Provided entries:

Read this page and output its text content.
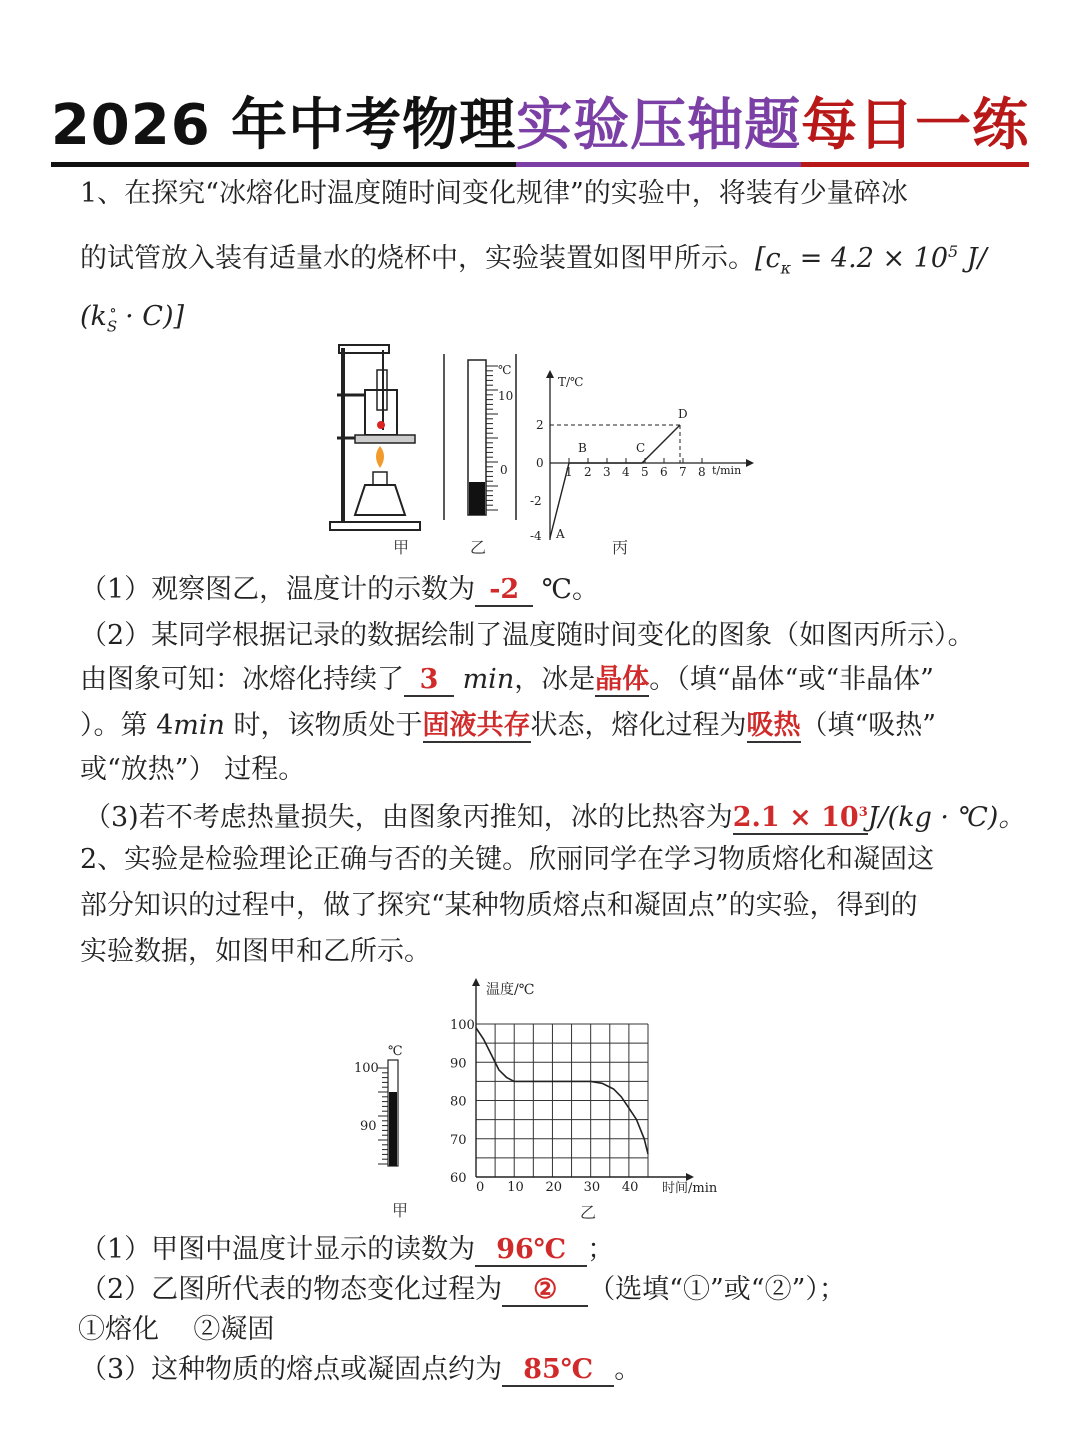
2026 年中考物理实验压轴题每日一练
1、在探究“冰熔化时温度随时间变化规律”的实验中，将装有少量碎冰
的试管放入装有适量水的烧杯中，实验装置如图甲所示。[$c_\kappa = 4.2 \times 10^5$ J/
$(k_S^\circ \cdot C)$]
甲
℃
10
0
乙
T/℃
t/min
2
0
-2
-4
1 2 3 4 5 6 7 8
A
B	C
D
丙
（1）观察图乙，温度计的示数为 -2 ℃。
（2）某同学根据记录的数据绘制了温度随时间变化的图象（如图丙所示）。
由图象可知：冰熔化持续了 3 min，冰是晶体。（填“晶体“或“非晶体”
）。第 4min 时，该物质处于固液共存状态，熔化过程为吸热（填“吸热”
或“放热”） 过程。
（3)若不考虑热量损失，由图象丙推知，冰的比热容为$2.1 \times 10^3J/(kg$ · ℃)。
2、实验是检验理论正确与否的关键。欣丽同学在学习物质熔化和凝固这
部分知识的过程中，做了探究“某种物质熔点和凝固点”的实验，得到的
实验数据，如图甲和乙所示。
℃
100
90
甲
100
90
80
70
60
0 10 20 30 40
温度/℃
时间/min
乙
（1）甲图中温度计显示的读数为 96℃ ；
（2）乙图所代表的物态变化过程为 ② （选填“①”或“②”）；
①熔化    ②凝固
（3）这种物质的熔点或凝固点约为 85℃ 。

Problem description:
Write the records out once more, exactly as they appear, with no pictures.

Answer:
Read this page and output its text content.
2026 年中考物理实验压轴题每日一练
1、在探究“冰熔化时温度随时间变化规律”的实验中，将装有少量碎冰
的试管放入装有适量水的烧杯中，实验装置如图甲所示。[$c_\kappa = 4.2 \times 10^5$ J/
$(k_S^\circ \cdot C)$]
甲
℃
10
0
乙
T/℃
t/min
2
0
-2
-4
1 2 3 4 5 6 7 8
A
B	C
D
丙
（1）观察图乙，温度计的示数为 -2 ℃。
（2）某同学根据记录的数据绘制了温度随时间变化的图象（如图丙所示）。
由图象可知：冰熔化持续了 3 min，冰是晶体。（填“晶体“或“非晶体”
）。第 4min 时，该物质处于固液共存状态，熔化过程为吸热（填“吸热”
或“放热”） 过程。
（3)若不考虑热量损失，由图象丙推知，冰的比热容为$2.1 \times 10^3J/(kg$ · ℃)。
2、实验是检验理论正确与否的关键。欣丽同学在学习物质熔化和凝固这
部分知识的过程中，做了探究“某种物质熔点和凝固点”的实验，得到的
实验数据，如图甲和乙所示。
℃
100
90
甲
100
90
80
70
60
0 10 20 30 40
温度/℃
时间/min
乙
（1）甲图中温度计显示的读数为 96℃ ；
（2）乙图所代表的物态变化过程为 ② （选填“①”或“②”）；
①熔化    ②凝固
（3）这种物质的熔点或凝固点约为 85℃ 。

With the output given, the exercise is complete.